* Work instructions
Copy all the entries below exactly, but not the pictures.

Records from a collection
--- begin ---
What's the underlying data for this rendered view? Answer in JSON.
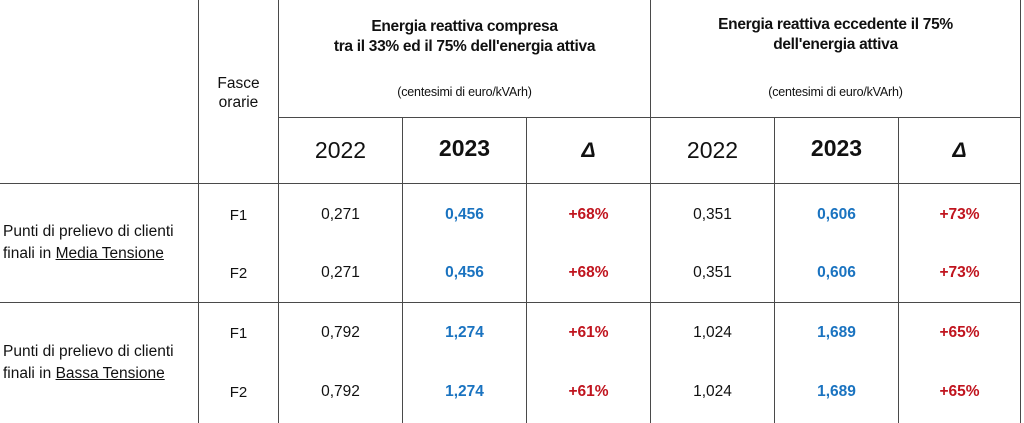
{
  "header": {
    "fasce_orarie": [
      "Fasce",
      "orarie"
    ],
    "group1": {
      "title_line1": "Energia reattiva compresa",
      "title_line2": "tra il 33% ed il 75% dell'energia attiva",
      "unit": "(centesimi di euro/kVArh)"
    },
    "group2": {
      "title_line1": "Energia reattiva eccedente il 75%",
      "title_line2": "dell'energia attiva",
      "unit": "(centesimi di euro/kVArh)"
    },
    "columns": [
      "2022",
      "2023",
      "Δ",
      "2022",
      "2023",
      "Δ"
    ]
  },
  "sections": [
    {
      "label_prefix": "Punti di prelievo di clienti",
      "label_line2_prefix": "finali in ",
      "label_underlined": "Media Tensione",
      "rows": [
        {
          "band": "F1",
          "g1_2022": "0,271",
          "g1_2023": "0,456",
          "g1_delta": "+68%",
          "g2_2022": "0,351",
          "g2_2023": "0,606",
          "g2_delta": "+73%"
        },
        {
          "band": "F2",
          "g1_2022": "0,271",
          "g1_2023": "0,456",
          "g1_delta": "+68%",
          "g2_2022": "0,351",
          "g2_2023": "0,606",
          "g2_delta": "+73%"
        }
      ]
    },
    {
      "label_prefix": "Punti di prelievo di clienti",
      "label_line2_prefix": "finali in ",
      "label_underlined": "Bassa Tensione",
      "rows": [
        {
          "band": "F1",
          "g1_2022": "0,792",
          "g1_2023": "1,274",
          "g1_delta": "+61%",
          "g2_2022": "1,024",
          "g2_2023": "1,689",
          "g2_delta": "+65%"
        },
        {
          "band": "F2",
          "g1_2022": "0,792",
          "g1_2023": "1,274",
          "g1_delta": "+61%",
          "g2_2022": "1,024",
          "g2_2023": "1,689",
          "g2_delta": "+65%"
        }
      ]
    }
  ],
  "colors": {
    "blue_value": "#1a73c0",
    "red_delta": "#c0141e",
    "grid": "#4a4a4a"
  }
}
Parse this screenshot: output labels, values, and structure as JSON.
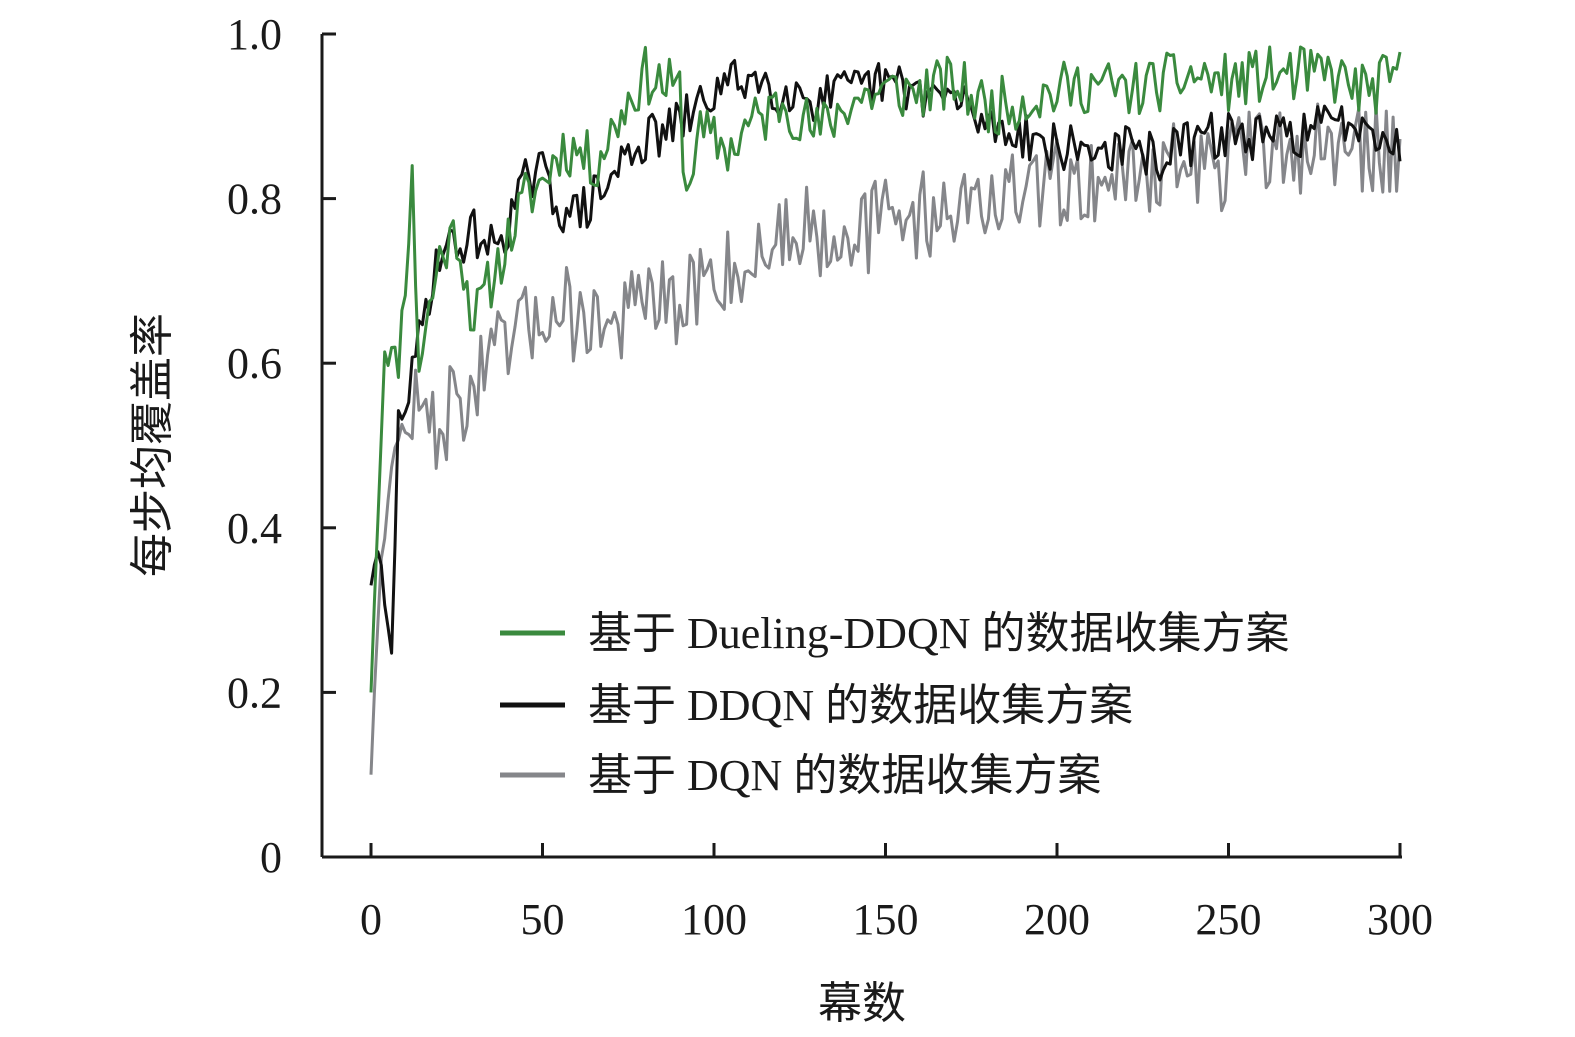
--- end ---
* Correct result
What's the underlying data for this rendered view? Answer in JSON.
{
  "header": {
    "fasce_orarie": [
      "Fasce",
      "orarie"
    ],
    "group1": {
      "title_line1": "Energia reattiva compresa",
      "title_line2": "tra il 33% ed il 75% dell'energia attiva",
      "unit": "(centesimi di euro/kVArh)"
    },
    "group2": {
      "title_line1": "Energia reattiva eccedente il 75%",
      "title_line2": "dell'energia attiva",
      "unit": "(centesimi di euro/kVArh)"
    },
    "columns": [
      "2022",
      "2023",
      "Δ",
      "2022",
      "2023",
      "Δ"
    ]
  },
  "sections": [
    {
      "label_prefix": "Punti di prelievo di clienti",
      "label_line2_prefix": "finali in ",
      "label_underlined": "Media Tensione",
      "rows": [
        {
          "band": "F1",
          "g1_2022": "0,271",
          "g1_2023": "0,456",
          "g1_delta": "+68%",
          "g2_2022": "0,351",
          "g2_2023": "0,606",
          "g2_delta": "+73%"
        },
        {
          "band": "F2",
          "g1_2022": "0,271",
          "g1_2023": "0,456",
          "g1_delta": "+68%",
          "g2_2022": "0,351",
          "g2_2023": "0,606",
          "g2_delta": "+73%"
        }
      ]
    },
    {
      "label_prefix": "Punti di prelievo di clienti",
      "label_line2_prefix": "finali in ",
      "label_underlined": "Bassa Tensione",
      "rows": [
        {
          "band": "F1",
          "g1_2022": "0,792",
          "g1_2023": "1,274",
          "g1_delta": "+61%",
          "g2_2022": "1,024",
          "g2_2023": "1,689",
          "g2_delta": "+65%"
        },
        {
          "band": "F2",
          "g1_2022": "0,792",
          "g1_2023": "1,274",
          "g1_delta": "+61%",
          "g2_2022": "1,024",
          "g2_2023": "1,689",
          "g2_delta": "+65%"
        }
      ]
    }
  ],
  "colors": {
    "blue_value": "#1a73c0",
    "red_delta": "#c0141e",
    "grid": "#4a4a4a"
  }
}
Parse this screenshot: output labels, values, and structure as JSON.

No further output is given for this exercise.